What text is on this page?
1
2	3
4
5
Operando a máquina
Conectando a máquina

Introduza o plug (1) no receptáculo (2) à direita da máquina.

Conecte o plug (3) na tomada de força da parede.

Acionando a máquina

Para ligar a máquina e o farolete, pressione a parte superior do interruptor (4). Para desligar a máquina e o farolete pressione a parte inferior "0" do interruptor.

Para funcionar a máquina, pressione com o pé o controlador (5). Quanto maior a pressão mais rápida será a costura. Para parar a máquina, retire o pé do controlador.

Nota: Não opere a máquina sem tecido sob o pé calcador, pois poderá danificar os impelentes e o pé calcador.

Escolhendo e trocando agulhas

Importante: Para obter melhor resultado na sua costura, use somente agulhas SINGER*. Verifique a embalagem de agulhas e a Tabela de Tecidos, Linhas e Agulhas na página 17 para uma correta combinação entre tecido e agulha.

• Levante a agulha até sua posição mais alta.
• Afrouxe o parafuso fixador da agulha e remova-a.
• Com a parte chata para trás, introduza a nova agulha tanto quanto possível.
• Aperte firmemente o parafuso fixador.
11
=====
Task statement — All entries shown above should be printed again exactly.

Exercise output —
What text is on this page?
1
2	3
4
5
Operando a máquina
Conectando a máquina

Introduza o plug (1) no receptáculo (2) à direita da máquina.

Conecte o plug (3) na tomada de força da parede.

Acionando a máquina

Para ligar a máquina e o farolete, pressione a parte superior do interruptor (4). Para desligar a máquina e o farolete pressione a parte inferior "0" do interruptor.

Para funcionar a máquina, pressione com o pé o controlador (5). Quanto maior a pressão mais rápida será a costura. Para parar a máquina, retire o pé do controlador.

Nota: Não opere a máquina sem tecido sob o pé calcador, pois poderá danificar os impelentes e o pé calcador.

Escolhendo e trocando agulhas

Importante: Para obter melhor resultado na sua costura, use somente agulhas SINGER*. Verifique a embalagem de agulhas e a Tabela de Tecidos, Linhas e Agulhas na página 17 para uma correta combinação entre tecido e agulha.

• Levante a agulha até sua posição mais alta.
• Afrouxe o parafuso fixador da agulha e remova-a.
• Com a parte chata para trás, introduza a nova agulha tanto quanto possível.
• Aperte firmemente o parafuso fixador.
11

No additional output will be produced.